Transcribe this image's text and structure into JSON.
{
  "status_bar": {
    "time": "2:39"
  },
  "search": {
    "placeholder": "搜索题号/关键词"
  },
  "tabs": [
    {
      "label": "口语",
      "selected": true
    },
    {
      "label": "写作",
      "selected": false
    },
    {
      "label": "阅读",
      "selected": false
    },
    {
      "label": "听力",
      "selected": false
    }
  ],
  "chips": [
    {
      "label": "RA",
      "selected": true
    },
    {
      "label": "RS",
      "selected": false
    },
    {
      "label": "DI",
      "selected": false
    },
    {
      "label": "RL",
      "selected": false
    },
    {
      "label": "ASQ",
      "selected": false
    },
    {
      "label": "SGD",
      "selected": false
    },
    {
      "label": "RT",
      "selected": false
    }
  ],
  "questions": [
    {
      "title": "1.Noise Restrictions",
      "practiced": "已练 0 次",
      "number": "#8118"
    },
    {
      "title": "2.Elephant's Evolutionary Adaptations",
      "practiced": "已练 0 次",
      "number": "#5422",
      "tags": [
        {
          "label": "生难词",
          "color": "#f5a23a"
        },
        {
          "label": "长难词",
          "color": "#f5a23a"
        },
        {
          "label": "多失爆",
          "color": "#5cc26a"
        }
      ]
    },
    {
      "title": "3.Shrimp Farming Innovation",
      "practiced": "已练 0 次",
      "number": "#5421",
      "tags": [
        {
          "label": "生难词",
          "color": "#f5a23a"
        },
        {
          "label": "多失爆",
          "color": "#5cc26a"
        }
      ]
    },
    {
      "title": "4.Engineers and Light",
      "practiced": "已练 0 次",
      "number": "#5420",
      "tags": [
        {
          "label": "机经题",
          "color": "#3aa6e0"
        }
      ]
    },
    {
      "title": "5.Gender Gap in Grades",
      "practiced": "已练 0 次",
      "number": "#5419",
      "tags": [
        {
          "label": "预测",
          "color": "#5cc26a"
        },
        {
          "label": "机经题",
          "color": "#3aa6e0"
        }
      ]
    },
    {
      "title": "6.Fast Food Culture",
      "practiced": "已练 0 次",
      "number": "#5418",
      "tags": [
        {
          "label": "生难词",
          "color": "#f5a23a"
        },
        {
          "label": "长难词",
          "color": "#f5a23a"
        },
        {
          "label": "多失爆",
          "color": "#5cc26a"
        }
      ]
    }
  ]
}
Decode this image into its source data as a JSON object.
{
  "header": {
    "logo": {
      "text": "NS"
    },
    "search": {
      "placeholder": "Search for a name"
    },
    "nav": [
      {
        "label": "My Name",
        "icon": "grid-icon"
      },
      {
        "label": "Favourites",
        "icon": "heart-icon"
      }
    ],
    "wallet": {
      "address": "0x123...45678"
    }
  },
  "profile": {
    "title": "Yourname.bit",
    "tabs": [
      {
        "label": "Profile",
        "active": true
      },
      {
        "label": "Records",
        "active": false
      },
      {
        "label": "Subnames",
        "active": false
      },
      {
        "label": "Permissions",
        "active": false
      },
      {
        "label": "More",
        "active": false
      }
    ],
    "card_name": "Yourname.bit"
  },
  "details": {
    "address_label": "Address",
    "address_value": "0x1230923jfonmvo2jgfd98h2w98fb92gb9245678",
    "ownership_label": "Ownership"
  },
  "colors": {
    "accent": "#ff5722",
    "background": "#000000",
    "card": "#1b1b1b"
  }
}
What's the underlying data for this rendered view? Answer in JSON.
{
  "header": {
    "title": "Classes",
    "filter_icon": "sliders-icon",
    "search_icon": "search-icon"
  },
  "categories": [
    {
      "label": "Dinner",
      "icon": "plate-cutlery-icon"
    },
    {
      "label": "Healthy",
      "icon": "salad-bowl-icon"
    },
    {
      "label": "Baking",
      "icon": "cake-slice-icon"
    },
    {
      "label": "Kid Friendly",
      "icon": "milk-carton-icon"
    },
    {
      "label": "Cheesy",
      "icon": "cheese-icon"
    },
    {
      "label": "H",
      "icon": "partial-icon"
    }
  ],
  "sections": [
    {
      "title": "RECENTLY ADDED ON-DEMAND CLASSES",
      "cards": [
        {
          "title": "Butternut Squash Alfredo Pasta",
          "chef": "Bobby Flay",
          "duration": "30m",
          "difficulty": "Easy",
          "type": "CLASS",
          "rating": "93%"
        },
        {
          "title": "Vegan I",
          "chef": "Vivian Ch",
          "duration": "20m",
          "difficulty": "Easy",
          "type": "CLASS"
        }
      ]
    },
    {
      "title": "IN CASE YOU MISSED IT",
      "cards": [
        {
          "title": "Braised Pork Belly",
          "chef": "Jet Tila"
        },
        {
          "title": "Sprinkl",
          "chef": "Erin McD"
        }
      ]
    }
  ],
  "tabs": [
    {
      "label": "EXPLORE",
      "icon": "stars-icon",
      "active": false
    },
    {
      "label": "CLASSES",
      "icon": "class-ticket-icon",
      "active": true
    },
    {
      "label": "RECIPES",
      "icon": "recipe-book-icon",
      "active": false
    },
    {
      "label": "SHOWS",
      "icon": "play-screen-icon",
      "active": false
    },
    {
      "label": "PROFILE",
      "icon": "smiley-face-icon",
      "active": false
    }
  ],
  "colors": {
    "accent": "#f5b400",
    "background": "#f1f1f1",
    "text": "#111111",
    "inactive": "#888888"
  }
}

Instruction >> Transcribe the full listing above without leaving anything out.

Solution to the exercise >>
Transcribe this image's text and structure into JSON.
{
  "status_bar": {
    "time": "2:39"
  },
  "search": {
    "placeholder": "搜索题号/关键词"
  },
  "tabs": [
    {
      "label": "口语",
      "selected": true
    },
    {
      "label": "写作",
      "selected": false
    },
    {
      "label": "阅读",
      "selected": false
    },
    {
      "label": "听力",
      "selected": false
    }
  ],
  "chips": [
    {
      "label": "RA",
      "selected": true
    },
    {
      "label": "RS",
      "selected": false
    },
    {
      "label": "DI",
      "selected": false
    },
    {
      "label": "RL",
      "selected": false
    },
    {
      "label": "ASQ",
      "selected": false
    },
    {
      "label": "SGD",
      "selected": false
    },
    {
      "label": "RT",
      "selected": false
    }
  ],
  "questions": [
    {
      "title": "1.Noise Restrictions",
      "practiced": "已练 0 次",
      "number": "#8118"
    },
    {
      "title": "2.Elephant's Evolutionary Adaptations",
      "practiced": "已练 0 次",
      "number": "#5422",
      "tags": [
        {
          "label": "生难词",
          "color": "#f5a23a"
        },
        {
          "label": "长难词",
          "color": "#f5a23a"
        },
        {
          "label": "多失爆",
          "color": "#5cc26a"
        }
      ]
    },
    {
      "title": "3.Shrimp Farming Innovation",
      "practiced": "已练 0 次",
      "number": "#5421",
      "tags": [
        {
          "label": "生难词",
          "color": "#f5a23a"
        },
        {
          "label": "多失爆",
          "color": "#5cc26a"
        }
      ]
    },
    {
      "title": "4.Engineers and Light",
      "practiced": "已练 0 次",
      "number": "#5420",
      "tags": [
        {
          "label": "机经题",
          "color": "#3aa6e0"
        }
      ]
    },
    {
      "title": "5.Gender Gap in Grades",
      "practiced": "已练 0 次",
      "number": "#5419",
      "tags": [
        {
          "label": "预测",
          "color": "#5cc26a"
        },
        {
          "label": "机经题",
          "color": "#3aa6e0"
        }
      ]
    },
    {
      "title": "6.Fast Food Culture",
      "practiced": "已练 0 次",
      "number": "#5418",
      "tags": [
        {
          "label": "生难词",
          "color": "#f5a23a"
        },
        {
          "label": "长难词",
          "color": "#f5a23a"
        },
        {
          "label": "多失爆",
          "color": "#5cc26a"
        }
      ]
    }
  ]
}
Decode this image into its source data as a JSON object.
{
  "header": {
    "logo": {
      "text": "NS"
    },
    "search": {
      "placeholder": "Search for a name"
    },
    "nav": [
      {
        "label": "My Name",
        "icon": "grid-icon"
      },
      {
        "label": "Favourites",
        "icon": "heart-icon"
      }
    ],
    "wallet": {
      "address": "0x123...45678"
    }
  },
  "profile": {
    "title": "Yourname.bit",
    "tabs": [
      {
        "label": "Profile",
        "active": true
      },
      {
        "label": "Records",
        "active": false
      },
      {
        "label": "Subnames",
        "active": false
      },
      {
        "label": "Permissions",
        "active": false
      },
      {
        "label": "More",
        "active": false
      }
    ],
    "card_name": "Yourname.bit"
  },
  "details": {
    "address_label": "Address",
    "address_value": "0x1230923jfonmvo2jgfd98h2w98fb92gb9245678",
    "ownership_label": "Ownership"
  },
  "colors": {
    "accent": "#ff5722",
    "background": "#000000",
    "card": "#1b1b1b"
  }
}
What's the underlying data for this rendered view? Answer in JSON.
{
  "header": {
    "title": "Classes",
    "filter_icon": "sliders-icon",
    "search_icon": "search-icon"
  },
  "categories": [
    {
      "label": "Dinner",
      "icon": "plate-cutlery-icon"
    },
    {
      "label": "Healthy",
      "icon": "salad-bowl-icon"
    },
    {
      "label": "Baking",
      "icon": "cake-slice-icon"
    },
    {
      "label": "Kid Friendly",
      "icon": "milk-carton-icon"
    },
    {
      "label": "Cheesy",
      "icon": "cheese-icon"
    },
    {
      "label": "H",
      "icon": "partial-icon"
    }
  ],
  "sections": [
    {
      "title": "RECENTLY ADDED ON-DEMAND CLASSES",
      "cards": [
        {
          "title": "Butternut Squash Alfredo Pasta",
          "chef": "Bobby Flay",
          "duration": "30m",
          "difficulty": "Easy",
          "type": "CLASS",
          "rating": "93%"
        },
        {
          "title": "Vegan I",
          "chef": "Vivian Ch",
          "duration": "20m",
          "difficulty": "Easy",
          "type": "CLASS"
        }
      ]
    },
    {
      "title": "IN CASE YOU MISSED IT",
      "cards": [
        {
          "title": "Braised Pork Belly",
          "chef": "Jet Tila"
        },
        {
          "title": "Sprinkl",
          "chef": "Erin McD"
        }
      ]
    }
  ],
  "tabs": [
    {
      "label": "EXPLORE",
      "icon": "stars-icon",
      "active": false
    },
    {
      "label": "CLASSES",
      "icon": "class-ticket-icon",
      "active": true
    },
    {
      "label": "RECIPES",
      "icon": "recipe-book-icon",
      "active": false
    },
    {
      "label": "SHOWS",
      "icon": "play-screen-icon",
      "active": false
    },
    {
      "label": "PROFILE",
      "icon": "smiley-face-icon",
      "active": false
    }
  ],
  "colors": {
    "accent": "#f5b400",
    "background": "#f1f1f1",
    "text": "#111111",
    "inactive": "#888888"
  }
}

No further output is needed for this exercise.